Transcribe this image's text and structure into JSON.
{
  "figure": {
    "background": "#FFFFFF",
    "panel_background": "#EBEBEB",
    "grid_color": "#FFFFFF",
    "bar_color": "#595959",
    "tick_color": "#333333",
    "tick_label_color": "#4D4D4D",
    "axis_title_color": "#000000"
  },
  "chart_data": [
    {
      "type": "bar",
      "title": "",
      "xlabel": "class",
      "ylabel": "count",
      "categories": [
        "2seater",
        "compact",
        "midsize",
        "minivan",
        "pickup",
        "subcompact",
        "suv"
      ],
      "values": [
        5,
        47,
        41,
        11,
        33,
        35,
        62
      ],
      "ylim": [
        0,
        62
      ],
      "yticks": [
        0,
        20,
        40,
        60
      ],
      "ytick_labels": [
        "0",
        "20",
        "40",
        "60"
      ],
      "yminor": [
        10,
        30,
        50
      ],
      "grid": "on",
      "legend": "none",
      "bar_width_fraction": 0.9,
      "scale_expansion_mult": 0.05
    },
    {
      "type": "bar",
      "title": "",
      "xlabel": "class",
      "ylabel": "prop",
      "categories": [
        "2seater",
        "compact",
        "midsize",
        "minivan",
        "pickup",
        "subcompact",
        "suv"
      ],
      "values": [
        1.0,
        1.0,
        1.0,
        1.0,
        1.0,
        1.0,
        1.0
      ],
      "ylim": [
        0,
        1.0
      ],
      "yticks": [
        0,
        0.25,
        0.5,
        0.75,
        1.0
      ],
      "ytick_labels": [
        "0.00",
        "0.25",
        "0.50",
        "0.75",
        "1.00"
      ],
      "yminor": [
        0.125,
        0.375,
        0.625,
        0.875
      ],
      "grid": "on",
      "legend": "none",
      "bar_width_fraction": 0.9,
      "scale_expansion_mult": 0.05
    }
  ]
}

**Your task:**
Would you reproduce the material above in full, exactly as given?

**Full solution:**
Transcribe this image's text and structure into JSON.
{
  "figure": {
    "background": "#FFFFFF",
    "panel_background": "#EBEBEB",
    "grid_color": "#FFFFFF",
    "bar_color": "#595959",
    "tick_color": "#333333",
    "tick_label_color": "#4D4D4D",
    "axis_title_color": "#000000"
  },
  "chart_data": [
    {
      "type": "bar",
      "title": "",
      "xlabel": "class",
      "ylabel": "count",
      "categories": [
        "2seater",
        "compact",
        "midsize",
        "minivan",
        "pickup",
        "subcompact",
        "suv"
      ],
      "values": [
        5,
        47,
        41,
        11,
        33,
        35,
        62
      ],
      "ylim": [
        0,
        62
      ],
      "yticks": [
        0,
        20,
        40,
        60
      ],
      "ytick_labels": [
        "0",
        "20",
        "40",
        "60"
      ],
      "yminor": [
        10,
        30,
        50
      ],
      "grid": "on",
      "legend": "none",
      "bar_width_fraction": 0.9,
      "scale_expansion_mult": 0.05
    },
    {
      "type": "bar",
      "title": "",
      "xlabel": "class",
      "ylabel": "prop",
      "categories": [
        "2seater",
        "compact",
        "midsize",
        "minivan",
        "pickup",
        "subcompact",
        "suv"
      ],
      "values": [
        1.0,
        1.0,
        1.0,
        1.0,
        1.0,
        1.0,
        1.0
      ],
      "ylim": [
        0,
        1.0
      ],
      "yticks": [
        0,
        0.25,
        0.5,
        0.75,
        1.0
      ],
      "ytick_labels": [
        "0.00",
        "0.25",
        "0.50",
        "0.75",
        "1.00"
      ],
      "yminor": [
        0.125,
        0.375,
        0.625,
        0.875
      ],
      "grid": "on",
      "legend": "none",
      "bar_width_fraction": 0.9,
      "scale_expansion_mult": 0.05
    }
  ]
}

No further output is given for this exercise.